**Material for this task:**
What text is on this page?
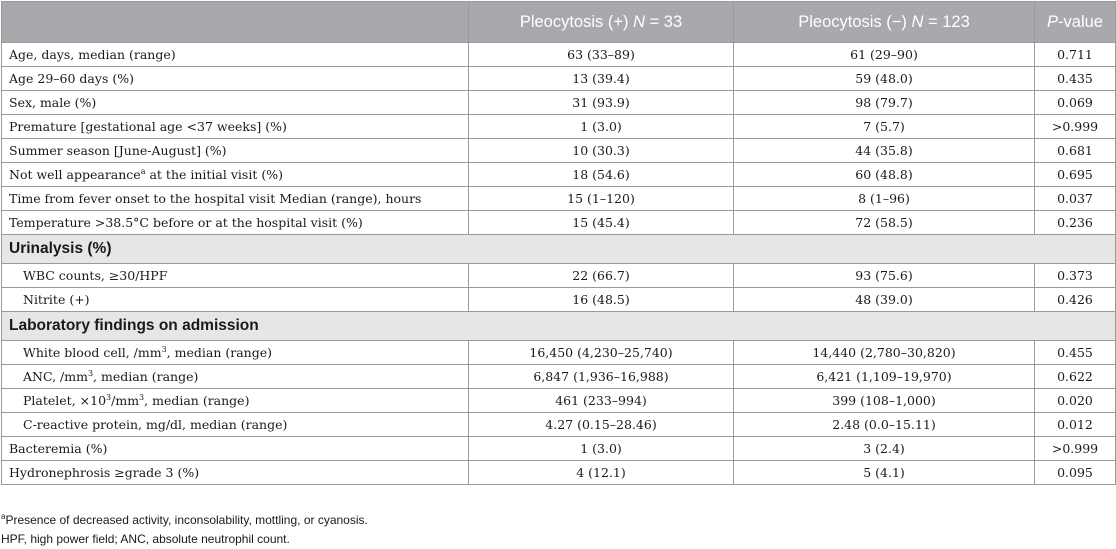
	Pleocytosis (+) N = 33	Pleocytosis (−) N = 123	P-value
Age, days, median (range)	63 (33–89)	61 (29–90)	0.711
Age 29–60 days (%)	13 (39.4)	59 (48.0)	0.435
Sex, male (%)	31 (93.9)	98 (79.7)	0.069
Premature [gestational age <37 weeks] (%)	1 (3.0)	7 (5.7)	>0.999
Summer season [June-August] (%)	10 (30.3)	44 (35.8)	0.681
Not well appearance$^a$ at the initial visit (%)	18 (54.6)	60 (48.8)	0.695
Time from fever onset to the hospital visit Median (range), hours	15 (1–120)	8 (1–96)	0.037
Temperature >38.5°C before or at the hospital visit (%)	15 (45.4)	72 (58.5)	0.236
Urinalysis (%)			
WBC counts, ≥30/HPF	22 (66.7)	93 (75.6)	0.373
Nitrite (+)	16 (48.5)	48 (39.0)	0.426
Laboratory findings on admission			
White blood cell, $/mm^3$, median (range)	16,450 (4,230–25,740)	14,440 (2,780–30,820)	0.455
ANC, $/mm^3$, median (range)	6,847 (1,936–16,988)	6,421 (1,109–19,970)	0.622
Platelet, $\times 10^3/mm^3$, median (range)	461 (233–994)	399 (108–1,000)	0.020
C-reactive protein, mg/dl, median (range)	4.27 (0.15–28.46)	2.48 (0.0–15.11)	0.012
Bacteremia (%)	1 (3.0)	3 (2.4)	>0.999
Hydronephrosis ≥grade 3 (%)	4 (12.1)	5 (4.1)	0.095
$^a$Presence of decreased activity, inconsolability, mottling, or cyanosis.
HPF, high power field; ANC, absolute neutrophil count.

==

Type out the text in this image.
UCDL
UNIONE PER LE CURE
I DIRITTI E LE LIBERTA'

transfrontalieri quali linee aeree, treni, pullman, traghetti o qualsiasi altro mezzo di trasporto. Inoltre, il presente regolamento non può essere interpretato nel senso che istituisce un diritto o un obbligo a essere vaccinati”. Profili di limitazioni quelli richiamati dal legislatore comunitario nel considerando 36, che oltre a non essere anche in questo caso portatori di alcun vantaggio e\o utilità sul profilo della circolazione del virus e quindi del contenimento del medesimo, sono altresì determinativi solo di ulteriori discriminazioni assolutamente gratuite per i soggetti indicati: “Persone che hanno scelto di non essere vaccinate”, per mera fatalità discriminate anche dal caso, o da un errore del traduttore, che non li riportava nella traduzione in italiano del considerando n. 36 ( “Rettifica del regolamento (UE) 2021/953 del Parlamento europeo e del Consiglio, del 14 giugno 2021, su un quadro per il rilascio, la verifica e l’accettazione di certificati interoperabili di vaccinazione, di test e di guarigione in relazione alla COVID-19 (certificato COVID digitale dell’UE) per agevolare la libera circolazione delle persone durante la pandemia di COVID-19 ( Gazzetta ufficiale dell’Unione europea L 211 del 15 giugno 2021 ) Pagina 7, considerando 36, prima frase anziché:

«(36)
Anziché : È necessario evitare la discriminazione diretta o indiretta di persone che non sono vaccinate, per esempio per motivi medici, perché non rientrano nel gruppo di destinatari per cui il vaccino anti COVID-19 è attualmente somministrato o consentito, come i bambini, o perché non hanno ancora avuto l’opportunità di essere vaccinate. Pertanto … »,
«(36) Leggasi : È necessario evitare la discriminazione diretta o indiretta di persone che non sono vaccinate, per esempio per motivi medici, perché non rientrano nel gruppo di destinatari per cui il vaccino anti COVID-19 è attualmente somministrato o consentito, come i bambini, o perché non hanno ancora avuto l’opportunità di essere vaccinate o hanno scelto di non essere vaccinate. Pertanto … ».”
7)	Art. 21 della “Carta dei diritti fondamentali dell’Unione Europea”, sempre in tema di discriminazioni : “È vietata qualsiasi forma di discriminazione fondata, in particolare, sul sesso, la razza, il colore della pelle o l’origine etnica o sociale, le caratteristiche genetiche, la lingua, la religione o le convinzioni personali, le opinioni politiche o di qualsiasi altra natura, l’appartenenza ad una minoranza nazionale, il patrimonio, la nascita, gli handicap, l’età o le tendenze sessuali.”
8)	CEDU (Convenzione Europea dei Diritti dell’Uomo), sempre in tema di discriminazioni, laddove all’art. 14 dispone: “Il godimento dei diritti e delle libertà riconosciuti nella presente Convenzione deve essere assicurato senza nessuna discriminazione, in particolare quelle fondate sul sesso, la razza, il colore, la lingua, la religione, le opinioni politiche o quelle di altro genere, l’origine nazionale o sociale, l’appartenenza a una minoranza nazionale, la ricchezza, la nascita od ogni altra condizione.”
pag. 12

* * *

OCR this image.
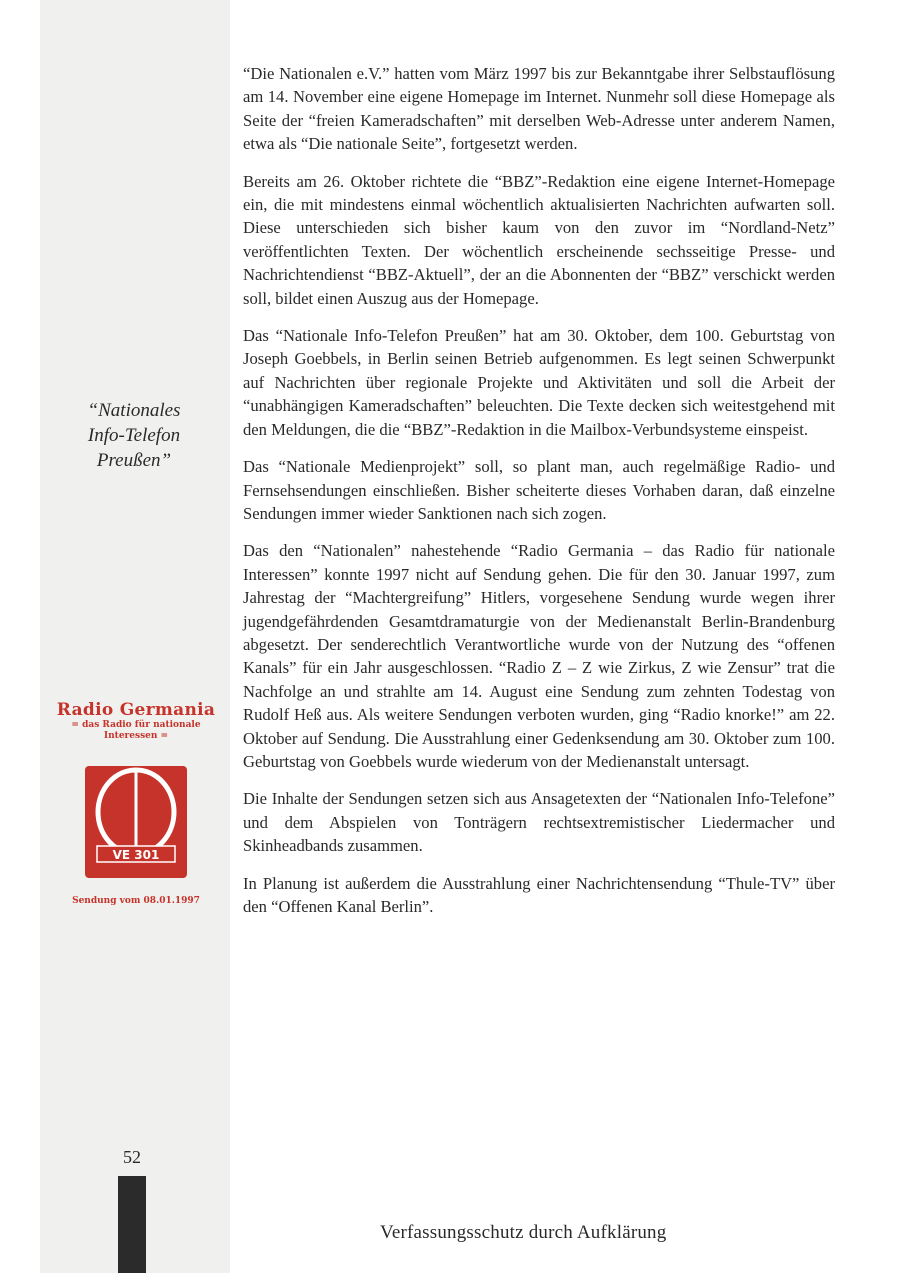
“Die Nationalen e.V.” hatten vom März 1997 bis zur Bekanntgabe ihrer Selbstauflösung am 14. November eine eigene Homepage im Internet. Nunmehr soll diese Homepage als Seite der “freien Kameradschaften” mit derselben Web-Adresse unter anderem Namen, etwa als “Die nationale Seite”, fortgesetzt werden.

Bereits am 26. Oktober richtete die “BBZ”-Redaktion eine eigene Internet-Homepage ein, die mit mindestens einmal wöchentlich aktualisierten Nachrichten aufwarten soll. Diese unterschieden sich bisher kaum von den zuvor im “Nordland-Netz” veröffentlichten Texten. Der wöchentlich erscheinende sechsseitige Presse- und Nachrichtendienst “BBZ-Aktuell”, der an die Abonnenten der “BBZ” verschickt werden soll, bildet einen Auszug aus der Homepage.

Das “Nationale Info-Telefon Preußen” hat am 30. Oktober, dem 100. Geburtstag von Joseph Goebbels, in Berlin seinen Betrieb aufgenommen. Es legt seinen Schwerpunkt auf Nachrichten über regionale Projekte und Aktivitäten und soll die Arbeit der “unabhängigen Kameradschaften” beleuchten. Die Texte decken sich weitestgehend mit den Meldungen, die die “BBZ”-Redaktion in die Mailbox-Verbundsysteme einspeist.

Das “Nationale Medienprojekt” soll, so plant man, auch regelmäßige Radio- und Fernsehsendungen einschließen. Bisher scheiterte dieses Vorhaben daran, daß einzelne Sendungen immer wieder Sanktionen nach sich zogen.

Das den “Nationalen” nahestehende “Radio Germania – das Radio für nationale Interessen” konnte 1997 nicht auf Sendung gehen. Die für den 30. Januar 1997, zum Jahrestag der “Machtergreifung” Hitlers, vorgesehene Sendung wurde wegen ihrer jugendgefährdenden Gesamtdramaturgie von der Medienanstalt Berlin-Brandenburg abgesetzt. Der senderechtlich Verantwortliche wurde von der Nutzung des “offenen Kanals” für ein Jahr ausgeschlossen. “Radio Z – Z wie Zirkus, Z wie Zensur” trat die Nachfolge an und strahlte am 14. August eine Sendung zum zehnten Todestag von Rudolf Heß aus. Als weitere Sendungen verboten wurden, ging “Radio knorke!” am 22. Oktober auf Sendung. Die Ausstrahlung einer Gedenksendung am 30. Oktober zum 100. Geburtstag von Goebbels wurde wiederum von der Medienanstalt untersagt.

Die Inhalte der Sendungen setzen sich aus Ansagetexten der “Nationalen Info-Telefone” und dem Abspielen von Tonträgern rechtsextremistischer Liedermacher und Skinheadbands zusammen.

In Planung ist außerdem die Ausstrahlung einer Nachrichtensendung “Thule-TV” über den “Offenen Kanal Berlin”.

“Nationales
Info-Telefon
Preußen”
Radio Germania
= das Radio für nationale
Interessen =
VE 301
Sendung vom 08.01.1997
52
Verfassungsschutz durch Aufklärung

**Task statement:**
Copy down every line of the entries containing the word "range".

**Solution to this exercise:**
Age, days, median (range)	63 (33–89)	61 (29–90)	0.711
Time from fever onset to the hospital visit Median (range), hours	15 (1–120)	8 (1–96)	0.037
White blood cell, $/mm^3$, median (range)	16,450 (4,230–25,740)	14,440 (2,780–30,820)	0.455
ANC, $/mm^3$, median (range)	6,847 (1,936–16,988)	6,421 (1,109–19,970)	0.622
Platelet, $\times 10^3/mm^3$, median (range)	461 (233–994)	399 (108–1,000)	0.020
C-reactive protein, mg/dl, median (range)	4.27 (0.15–28.46)	2.48 (0.0–15.11)	0.012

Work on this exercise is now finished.